**Your task**. Among the lines below, count those with "Annular". Give the total alone.

**Given records**.
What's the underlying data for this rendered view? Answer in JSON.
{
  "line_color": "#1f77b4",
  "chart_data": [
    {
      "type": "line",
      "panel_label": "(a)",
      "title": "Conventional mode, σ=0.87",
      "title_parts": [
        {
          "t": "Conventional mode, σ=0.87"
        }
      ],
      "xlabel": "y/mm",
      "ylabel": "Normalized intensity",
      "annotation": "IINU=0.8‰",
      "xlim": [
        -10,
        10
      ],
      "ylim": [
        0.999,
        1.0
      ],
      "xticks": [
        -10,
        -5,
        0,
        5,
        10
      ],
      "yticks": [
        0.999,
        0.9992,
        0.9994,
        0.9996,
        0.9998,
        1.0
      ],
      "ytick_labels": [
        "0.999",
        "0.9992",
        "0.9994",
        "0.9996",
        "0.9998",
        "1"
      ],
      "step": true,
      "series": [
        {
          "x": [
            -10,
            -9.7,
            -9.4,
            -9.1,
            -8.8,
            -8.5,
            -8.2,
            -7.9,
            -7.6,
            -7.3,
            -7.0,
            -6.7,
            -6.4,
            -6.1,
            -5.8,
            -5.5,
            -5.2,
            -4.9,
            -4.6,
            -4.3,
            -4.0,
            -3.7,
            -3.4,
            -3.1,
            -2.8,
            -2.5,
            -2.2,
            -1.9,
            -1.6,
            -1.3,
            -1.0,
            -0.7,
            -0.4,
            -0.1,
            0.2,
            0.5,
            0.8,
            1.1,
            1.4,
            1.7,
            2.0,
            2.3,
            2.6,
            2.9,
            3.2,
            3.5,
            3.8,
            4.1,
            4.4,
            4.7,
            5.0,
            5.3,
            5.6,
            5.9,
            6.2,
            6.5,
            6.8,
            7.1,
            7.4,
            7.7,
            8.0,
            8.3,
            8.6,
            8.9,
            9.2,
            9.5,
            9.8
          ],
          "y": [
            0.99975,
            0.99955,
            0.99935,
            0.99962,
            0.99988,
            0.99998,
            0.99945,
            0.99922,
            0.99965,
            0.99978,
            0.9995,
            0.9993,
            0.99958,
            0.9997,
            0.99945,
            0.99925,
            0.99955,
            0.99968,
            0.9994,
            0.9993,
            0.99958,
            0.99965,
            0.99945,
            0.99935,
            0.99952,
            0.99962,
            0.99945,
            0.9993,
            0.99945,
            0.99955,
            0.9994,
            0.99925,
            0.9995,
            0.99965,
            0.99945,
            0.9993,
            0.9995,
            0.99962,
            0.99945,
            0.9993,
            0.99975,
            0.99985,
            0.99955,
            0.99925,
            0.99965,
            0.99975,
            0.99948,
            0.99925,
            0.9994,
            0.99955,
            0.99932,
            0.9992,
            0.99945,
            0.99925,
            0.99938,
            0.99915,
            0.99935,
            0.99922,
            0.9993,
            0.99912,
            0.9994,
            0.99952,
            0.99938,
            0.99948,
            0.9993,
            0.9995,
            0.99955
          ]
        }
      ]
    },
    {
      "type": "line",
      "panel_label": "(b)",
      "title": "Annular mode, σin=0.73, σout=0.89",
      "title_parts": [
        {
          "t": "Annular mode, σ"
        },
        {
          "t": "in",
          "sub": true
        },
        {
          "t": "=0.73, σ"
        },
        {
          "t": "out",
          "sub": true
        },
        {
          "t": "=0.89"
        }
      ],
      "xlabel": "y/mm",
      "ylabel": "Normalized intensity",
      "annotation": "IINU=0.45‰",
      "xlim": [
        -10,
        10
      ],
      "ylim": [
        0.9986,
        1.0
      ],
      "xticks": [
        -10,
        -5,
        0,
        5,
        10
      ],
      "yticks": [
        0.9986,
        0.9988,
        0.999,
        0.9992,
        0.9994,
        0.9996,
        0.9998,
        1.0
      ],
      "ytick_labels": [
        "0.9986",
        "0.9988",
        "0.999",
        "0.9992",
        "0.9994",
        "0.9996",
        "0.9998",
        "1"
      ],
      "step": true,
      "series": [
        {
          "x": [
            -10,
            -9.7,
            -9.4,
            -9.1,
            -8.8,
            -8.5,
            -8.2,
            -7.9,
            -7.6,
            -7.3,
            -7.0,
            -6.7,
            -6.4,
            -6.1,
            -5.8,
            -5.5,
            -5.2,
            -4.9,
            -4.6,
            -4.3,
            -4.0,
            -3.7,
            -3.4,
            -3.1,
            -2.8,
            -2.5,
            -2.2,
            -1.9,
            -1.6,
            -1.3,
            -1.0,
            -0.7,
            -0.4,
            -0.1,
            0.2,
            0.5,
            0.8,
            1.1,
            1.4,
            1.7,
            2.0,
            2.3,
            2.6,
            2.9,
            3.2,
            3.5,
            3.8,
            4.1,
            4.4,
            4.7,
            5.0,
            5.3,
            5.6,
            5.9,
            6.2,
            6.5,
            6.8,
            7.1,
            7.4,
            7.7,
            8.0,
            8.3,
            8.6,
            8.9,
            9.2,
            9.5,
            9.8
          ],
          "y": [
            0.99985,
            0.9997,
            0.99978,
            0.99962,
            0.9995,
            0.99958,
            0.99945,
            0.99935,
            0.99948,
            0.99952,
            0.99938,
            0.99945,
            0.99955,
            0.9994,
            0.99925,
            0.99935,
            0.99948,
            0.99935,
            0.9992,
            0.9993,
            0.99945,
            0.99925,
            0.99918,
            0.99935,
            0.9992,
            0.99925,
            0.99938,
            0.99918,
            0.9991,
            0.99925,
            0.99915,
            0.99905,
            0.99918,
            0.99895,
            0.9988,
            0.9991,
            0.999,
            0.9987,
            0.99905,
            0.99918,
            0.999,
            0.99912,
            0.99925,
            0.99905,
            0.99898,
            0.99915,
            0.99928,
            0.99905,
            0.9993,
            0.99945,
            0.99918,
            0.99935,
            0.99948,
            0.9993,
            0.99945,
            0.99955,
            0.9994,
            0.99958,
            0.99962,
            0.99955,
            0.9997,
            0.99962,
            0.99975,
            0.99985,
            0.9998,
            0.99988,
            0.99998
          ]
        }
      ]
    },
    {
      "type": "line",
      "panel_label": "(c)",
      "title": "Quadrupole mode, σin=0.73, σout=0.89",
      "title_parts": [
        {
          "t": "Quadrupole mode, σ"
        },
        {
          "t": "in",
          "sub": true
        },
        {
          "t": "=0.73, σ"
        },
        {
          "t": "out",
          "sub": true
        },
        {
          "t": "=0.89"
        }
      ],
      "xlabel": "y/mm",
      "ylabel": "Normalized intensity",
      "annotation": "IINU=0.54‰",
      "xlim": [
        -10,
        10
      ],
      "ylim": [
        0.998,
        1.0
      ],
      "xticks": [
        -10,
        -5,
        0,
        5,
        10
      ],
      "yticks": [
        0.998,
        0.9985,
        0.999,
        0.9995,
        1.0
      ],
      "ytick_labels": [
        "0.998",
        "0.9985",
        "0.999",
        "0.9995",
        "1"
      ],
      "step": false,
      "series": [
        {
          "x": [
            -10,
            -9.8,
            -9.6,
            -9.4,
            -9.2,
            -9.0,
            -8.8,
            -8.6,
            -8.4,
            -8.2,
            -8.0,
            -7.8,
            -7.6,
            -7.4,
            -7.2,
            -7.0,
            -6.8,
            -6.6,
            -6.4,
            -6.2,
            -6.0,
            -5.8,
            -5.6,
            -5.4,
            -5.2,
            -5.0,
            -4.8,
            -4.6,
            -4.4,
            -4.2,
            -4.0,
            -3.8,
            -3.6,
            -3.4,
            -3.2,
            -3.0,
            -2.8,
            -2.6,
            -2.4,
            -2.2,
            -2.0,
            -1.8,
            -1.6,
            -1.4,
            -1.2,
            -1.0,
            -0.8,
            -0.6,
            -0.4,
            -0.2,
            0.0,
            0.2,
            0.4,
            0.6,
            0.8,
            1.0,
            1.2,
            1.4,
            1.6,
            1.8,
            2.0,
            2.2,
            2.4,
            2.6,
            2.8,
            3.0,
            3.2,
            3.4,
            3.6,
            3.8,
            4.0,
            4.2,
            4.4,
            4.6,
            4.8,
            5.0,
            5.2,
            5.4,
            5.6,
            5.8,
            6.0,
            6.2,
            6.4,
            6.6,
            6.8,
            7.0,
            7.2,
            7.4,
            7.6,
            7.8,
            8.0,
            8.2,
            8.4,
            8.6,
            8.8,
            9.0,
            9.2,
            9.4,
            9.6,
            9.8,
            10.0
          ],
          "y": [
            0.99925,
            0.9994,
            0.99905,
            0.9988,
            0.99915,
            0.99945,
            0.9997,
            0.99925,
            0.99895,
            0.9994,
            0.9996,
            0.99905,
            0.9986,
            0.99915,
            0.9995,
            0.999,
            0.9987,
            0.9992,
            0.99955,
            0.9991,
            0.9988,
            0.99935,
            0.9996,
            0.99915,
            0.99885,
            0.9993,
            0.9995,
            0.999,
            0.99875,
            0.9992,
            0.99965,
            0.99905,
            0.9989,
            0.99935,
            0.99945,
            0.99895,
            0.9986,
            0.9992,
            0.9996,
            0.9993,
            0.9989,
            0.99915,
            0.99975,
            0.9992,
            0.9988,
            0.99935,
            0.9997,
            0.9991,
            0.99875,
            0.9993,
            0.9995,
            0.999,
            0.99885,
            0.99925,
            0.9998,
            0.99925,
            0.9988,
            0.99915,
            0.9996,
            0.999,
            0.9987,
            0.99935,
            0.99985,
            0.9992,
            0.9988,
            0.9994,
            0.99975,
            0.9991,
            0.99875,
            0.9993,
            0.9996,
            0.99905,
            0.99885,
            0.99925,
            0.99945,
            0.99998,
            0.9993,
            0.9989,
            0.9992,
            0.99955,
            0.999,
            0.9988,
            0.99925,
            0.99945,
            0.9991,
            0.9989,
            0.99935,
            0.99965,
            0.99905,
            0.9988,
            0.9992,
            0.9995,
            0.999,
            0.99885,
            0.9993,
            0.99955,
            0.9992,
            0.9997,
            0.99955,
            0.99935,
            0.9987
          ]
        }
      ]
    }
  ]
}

**Written answer**. 2